* Begin LISTED ENTRIES *
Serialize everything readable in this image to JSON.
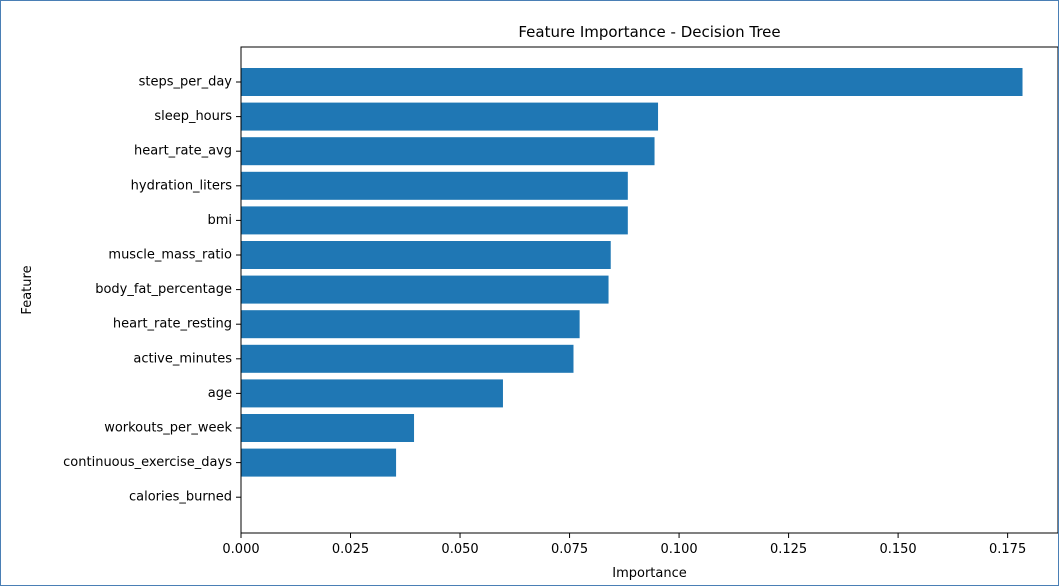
{
  "colors": {
    "bar": "#1f77b4",
    "frame_border": "#4a7fb5",
    "axis": "#000000"
  },
  "chart_data": {
    "type": "bar",
    "orientation": "horizontal",
    "title": "Feature Importance - Decision Tree",
    "xlabel": "Importance",
    "ylabel": "Feature",
    "xlim": [
      0,
      0.1865
    ],
    "grid": false,
    "categories": [
      "steps_per_day",
      "sleep_hours",
      "heart_rate_avg",
      "hydration_liters",
      "bmi",
      "muscle_mass_ratio",
      "body_fat_percentage",
      "heart_rate_resting",
      "active_minutes",
      "age",
      "workouts_per_week",
      "continuous_exercise_days",
      "calories_burned"
    ],
    "values": [
      0.1784,
      0.0952,
      0.0944,
      0.0883,
      0.0883,
      0.0844,
      0.0839,
      0.0773,
      0.0759,
      0.0598,
      0.0395,
      0.0354,
      0.0
    ],
    "x_ticks": [
      0.0,
      0.025,
      0.05,
      0.075,
      0.1,
      0.125,
      0.15,
      0.175
    ],
    "x_tick_labels": [
      "0.000",
      "0.025",
      "0.050",
      "0.075",
      "0.100",
      "0.125",
      "0.150",
      "0.175"
    ]
  }
}
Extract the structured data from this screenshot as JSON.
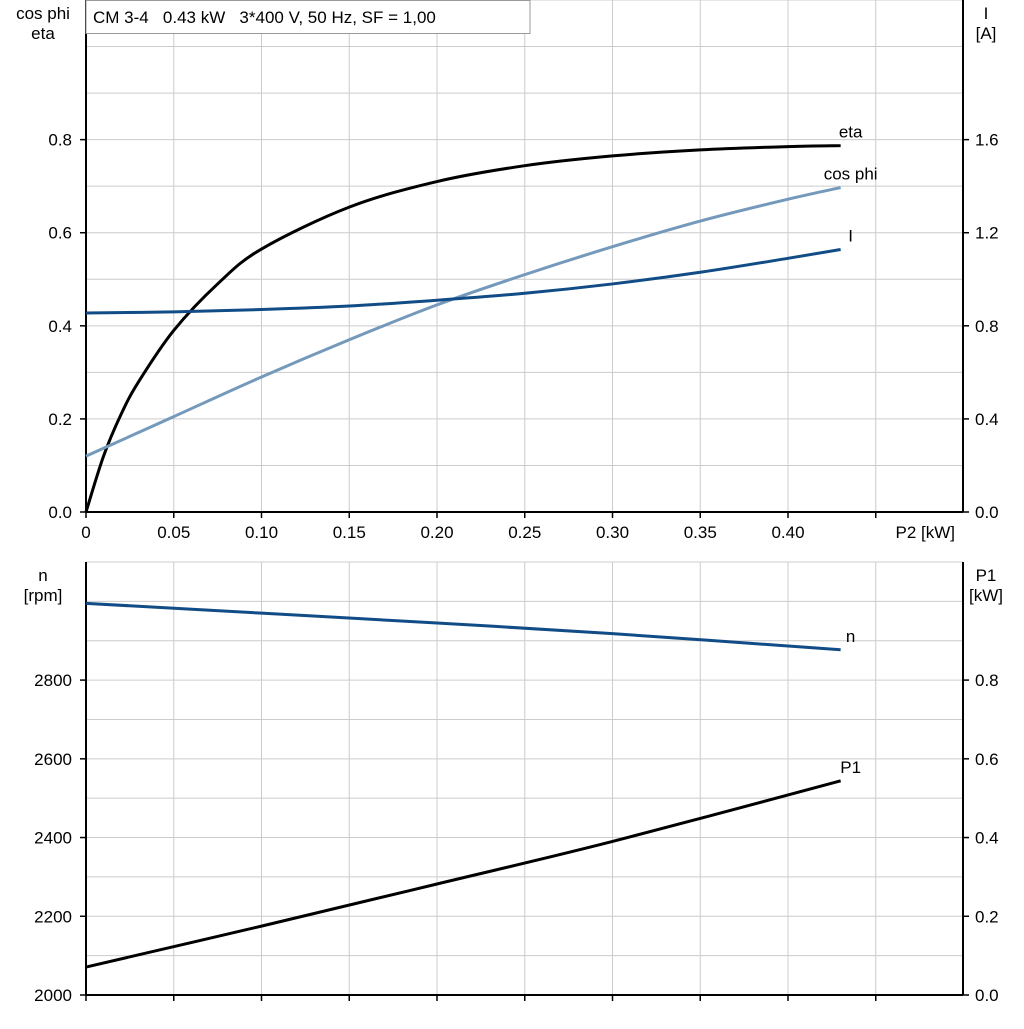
{
  "header": {
    "title": "CM 3-4   0.43 kW   3*400 V, 50 Hz, SF = 1,00"
  },
  "chart_data": [
    {
      "type": "line",
      "xlabel": "P2 [kW]",
      "ylabel_left": [
        "cos phi",
        "eta"
      ],
      "ylabel_right": [
        "I",
        "[A]"
      ],
      "xlim": [
        0,
        0.5
      ],
      "ylim_left": [
        0,
        1.1
      ],
      "ylim_right": [
        0,
        2.2
      ],
      "x_ticks": [
        "0",
        "0.05",
        "0.10",
        "0.15",
        "0.20",
        "0.25",
        "0.30",
        "0.35",
        "0.40"
      ],
      "x_tick_values": [
        0,
        0.05,
        0.1,
        0.15,
        0.2,
        0.25,
        0.3,
        0.35,
        0.4
      ],
      "y_ticks_left": [
        "0.0",
        "0.2",
        "0.4",
        "0.6",
        "0.8"
      ],
      "y_tick_values_left": [
        0,
        0.2,
        0.4,
        0.6,
        0.8
      ],
      "y_ticks_right": [
        "0.0",
        "0.4",
        "0.8",
        "1.2",
        "1.6"
      ],
      "y_tick_values_right": [
        0,
        0.4,
        0.8,
        1.2,
        1.6
      ],
      "grid": true,
      "series": [
        {
          "name": "eta",
          "axis": "left",
          "color": "#000000",
          "x": [
            0,
            0.01,
            0.02,
            0.03,
            0.05,
            0.075,
            0.1,
            0.15,
            0.2,
            0.25,
            0.3,
            0.35,
            0.4,
            0.43
          ],
          "y": [
            0,
            0.12,
            0.21,
            0.28,
            0.39,
            0.49,
            0.565,
            0.655,
            0.71,
            0.744,
            0.765,
            0.778,
            0.785,
            0.787
          ]
        },
        {
          "name": "cos phi",
          "axis": "left",
          "color": "#7499bb",
          "x": [
            0,
            0.05,
            0.1,
            0.15,
            0.2,
            0.25,
            0.3,
            0.35,
            0.4,
            0.43
          ],
          "y": [
            0.12,
            0.205,
            0.29,
            0.37,
            0.445,
            0.51,
            0.57,
            0.625,
            0.672,
            0.697
          ]
        },
        {
          "name": "I",
          "axis": "right",
          "color": "#124c86",
          "x": [
            0,
            0.05,
            0.1,
            0.15,
            0.2,
            0.25,
            0.3,
            0.35,
            0.4,
            0.43
          ],
          "y": [
            0.855,
            0.86,
            0.87,
            0.885,
            0.91,
            0.94,
            0.98,
            1.03,
            1.09,
            1.128
          ]
        }
      ]
    },
    {
      "type": "line",
      "ylabel_left": [
        "n",
        "[rpm]"
      ],
      "ylabel_right": [
        "P1",
        "[kW]"
      ],
      "xlim": [
        0,
        0.5
      ],
      "ylim_left": [
        2000,
        3100
      ],
      "ylim_right": [
        0,
        1.1
      ],
      "x_tick_values": [
        0,
        0.05,
        0.1,
        0.15,
        0.2,
        0.25,
        0.3,
        0.35,
        0.4,
        0.45
      ],
      "y_ticks_left": [
        "2000",
        "2200",
        "2400",
        "2600",
        "2800"
      ],
      "y_tick_values_left": [
        2000,
        2200,
        2400,
        2600,
        2800
      ],
      "y_ticks_right": [
        "0.0",
        "0.2",
        "0.4",
        "0.6",
        "0.8"
      ],
      "y_tick_values_right": [
        0,
        0.2,
        0.4,
        0.6,
        0.8
      ],
      "grid": true,
      "series": [
        {
          "name": "n",
          "axis": "left",
          "color": "#124c86",
          "x": [
            0,
            0.1,
            0.2,
            0.3,
            0.43
          ],
          "y": [
            2995,
            2970,
            2945,
            2918,
            2877
          ]
        },
        {
          "name": "P1",
          "axis": "right",
          "color": "#000000",
          "x": [
            0,
            0.1,
            0.2,
            0.3,
            0.43
          ],
          "y": [
            0.071,
            0.175,
            0.282,
            0.39,
            0.544
          ]
        }
      ]
    }
  ]
}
* End LISTED ENTRIES *
* PROBLEM DETAILS:
Lines of the listing that contain the word "JSON" are to be counted; report only their number.

* ANSWER FOR THE TASK:
2